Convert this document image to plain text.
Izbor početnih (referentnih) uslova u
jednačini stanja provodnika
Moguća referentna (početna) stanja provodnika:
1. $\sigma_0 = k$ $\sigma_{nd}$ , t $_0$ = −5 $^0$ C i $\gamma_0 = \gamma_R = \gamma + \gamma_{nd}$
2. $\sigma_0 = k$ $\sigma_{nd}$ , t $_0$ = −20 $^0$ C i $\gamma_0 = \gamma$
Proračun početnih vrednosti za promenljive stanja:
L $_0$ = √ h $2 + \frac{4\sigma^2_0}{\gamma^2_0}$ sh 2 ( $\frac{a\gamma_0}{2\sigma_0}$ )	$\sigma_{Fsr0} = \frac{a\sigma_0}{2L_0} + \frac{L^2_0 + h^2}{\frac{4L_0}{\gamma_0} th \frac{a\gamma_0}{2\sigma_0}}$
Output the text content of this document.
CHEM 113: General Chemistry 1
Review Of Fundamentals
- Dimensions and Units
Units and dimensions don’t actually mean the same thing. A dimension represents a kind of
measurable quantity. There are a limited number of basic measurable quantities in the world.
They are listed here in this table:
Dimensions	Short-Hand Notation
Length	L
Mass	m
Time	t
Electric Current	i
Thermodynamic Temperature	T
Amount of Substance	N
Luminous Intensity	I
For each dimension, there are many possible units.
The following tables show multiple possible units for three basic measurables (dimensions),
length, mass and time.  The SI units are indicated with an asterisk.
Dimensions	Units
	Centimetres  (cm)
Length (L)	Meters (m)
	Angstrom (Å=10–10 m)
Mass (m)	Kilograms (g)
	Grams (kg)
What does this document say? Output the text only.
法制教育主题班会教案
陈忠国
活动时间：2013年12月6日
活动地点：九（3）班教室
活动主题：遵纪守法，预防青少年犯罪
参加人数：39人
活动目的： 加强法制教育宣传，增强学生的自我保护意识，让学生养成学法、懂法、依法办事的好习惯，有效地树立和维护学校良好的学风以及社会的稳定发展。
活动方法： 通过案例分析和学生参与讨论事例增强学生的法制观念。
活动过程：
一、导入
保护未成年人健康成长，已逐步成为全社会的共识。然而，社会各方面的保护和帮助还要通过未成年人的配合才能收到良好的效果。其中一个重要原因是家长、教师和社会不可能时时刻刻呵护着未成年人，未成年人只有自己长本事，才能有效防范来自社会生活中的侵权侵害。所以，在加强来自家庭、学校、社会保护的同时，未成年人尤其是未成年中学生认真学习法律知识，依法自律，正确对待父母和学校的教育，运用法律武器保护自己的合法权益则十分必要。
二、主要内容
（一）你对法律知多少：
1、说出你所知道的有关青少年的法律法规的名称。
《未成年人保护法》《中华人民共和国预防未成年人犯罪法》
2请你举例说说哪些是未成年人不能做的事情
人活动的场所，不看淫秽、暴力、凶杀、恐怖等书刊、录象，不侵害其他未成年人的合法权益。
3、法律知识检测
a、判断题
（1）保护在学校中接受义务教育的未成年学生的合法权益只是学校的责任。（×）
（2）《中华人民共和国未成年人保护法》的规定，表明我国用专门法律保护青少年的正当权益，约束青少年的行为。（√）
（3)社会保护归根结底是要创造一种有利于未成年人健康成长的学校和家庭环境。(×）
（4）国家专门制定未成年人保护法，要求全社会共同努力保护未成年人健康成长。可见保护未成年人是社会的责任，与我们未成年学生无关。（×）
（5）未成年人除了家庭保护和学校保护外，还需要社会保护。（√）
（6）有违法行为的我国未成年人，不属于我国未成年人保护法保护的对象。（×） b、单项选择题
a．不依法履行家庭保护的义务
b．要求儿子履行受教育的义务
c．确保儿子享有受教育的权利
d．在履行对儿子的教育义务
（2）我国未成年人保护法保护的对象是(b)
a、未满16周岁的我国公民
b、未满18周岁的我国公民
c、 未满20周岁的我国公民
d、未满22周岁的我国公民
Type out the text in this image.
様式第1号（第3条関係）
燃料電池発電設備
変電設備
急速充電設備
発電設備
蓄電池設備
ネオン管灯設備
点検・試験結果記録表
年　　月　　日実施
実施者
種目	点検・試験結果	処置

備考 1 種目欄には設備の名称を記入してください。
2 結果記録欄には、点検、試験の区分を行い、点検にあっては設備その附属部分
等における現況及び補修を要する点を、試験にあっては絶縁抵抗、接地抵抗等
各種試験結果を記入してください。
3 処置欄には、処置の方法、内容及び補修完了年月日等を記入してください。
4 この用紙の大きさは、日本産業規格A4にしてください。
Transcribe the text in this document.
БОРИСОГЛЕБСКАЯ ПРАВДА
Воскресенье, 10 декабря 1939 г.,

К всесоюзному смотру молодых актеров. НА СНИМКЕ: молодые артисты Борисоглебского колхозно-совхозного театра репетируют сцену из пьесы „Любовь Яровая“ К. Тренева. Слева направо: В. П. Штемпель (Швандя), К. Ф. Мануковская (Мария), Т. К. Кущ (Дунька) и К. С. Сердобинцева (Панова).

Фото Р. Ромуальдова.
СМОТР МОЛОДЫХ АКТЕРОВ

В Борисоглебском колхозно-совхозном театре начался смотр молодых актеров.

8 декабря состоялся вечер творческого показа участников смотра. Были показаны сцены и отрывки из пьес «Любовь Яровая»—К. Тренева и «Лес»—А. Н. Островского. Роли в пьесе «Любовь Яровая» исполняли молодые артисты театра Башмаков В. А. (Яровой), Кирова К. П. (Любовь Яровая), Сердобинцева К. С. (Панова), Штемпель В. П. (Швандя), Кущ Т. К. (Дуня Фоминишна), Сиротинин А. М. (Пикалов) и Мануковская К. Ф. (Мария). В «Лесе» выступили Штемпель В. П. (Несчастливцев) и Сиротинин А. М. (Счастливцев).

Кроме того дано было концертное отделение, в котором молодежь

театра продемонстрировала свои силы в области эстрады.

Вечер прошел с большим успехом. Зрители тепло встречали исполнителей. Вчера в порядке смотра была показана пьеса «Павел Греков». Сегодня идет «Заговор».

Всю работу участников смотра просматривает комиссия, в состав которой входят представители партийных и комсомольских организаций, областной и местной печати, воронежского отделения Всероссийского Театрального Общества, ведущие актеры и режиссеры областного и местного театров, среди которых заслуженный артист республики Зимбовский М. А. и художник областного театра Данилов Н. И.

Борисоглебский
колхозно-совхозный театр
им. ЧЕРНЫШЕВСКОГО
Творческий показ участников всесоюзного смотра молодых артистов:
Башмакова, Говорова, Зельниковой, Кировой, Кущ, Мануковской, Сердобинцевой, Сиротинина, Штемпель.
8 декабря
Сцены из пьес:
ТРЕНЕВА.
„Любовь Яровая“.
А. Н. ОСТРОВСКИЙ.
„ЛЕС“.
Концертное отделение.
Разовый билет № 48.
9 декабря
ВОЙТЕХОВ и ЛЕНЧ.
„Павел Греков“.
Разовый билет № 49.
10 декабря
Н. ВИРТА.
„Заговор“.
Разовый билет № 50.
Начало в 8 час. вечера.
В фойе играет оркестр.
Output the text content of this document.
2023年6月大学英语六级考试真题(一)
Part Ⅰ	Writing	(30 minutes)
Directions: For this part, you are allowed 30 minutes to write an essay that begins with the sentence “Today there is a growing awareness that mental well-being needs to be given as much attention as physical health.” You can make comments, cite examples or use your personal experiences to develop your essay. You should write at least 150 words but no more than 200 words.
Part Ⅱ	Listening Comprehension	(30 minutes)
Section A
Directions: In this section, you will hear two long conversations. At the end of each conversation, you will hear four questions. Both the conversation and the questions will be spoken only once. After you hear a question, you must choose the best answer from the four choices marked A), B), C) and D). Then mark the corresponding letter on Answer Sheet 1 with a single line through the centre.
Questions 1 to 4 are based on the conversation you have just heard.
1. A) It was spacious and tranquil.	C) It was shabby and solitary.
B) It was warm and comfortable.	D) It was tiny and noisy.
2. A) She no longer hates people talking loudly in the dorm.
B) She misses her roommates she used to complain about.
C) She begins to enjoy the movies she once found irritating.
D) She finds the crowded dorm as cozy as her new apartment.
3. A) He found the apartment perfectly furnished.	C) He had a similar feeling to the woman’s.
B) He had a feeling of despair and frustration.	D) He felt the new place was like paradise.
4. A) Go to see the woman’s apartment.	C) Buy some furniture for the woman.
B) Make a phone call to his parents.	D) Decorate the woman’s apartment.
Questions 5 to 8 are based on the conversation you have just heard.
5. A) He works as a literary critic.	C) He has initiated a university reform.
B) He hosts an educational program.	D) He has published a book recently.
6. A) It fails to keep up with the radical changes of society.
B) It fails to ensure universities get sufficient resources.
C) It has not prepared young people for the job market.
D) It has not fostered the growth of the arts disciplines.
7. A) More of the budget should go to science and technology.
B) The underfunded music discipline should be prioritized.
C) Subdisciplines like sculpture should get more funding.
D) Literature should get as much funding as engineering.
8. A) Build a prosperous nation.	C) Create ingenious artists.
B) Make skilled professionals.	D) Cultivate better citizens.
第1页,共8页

◇ ◇ ◇ ◇ ◇

> SET PROBLEM: Show the lines from the data above that contain the string "Греков".

> CORRECT RESPONSE:
Вечер прошел с большим успехом. Зрители тепло встречали исполнителей. Вчера в порядке смотра была показана пьеса «Павел Греков». Сегодня идет «Заговор».
„Павел Греков“.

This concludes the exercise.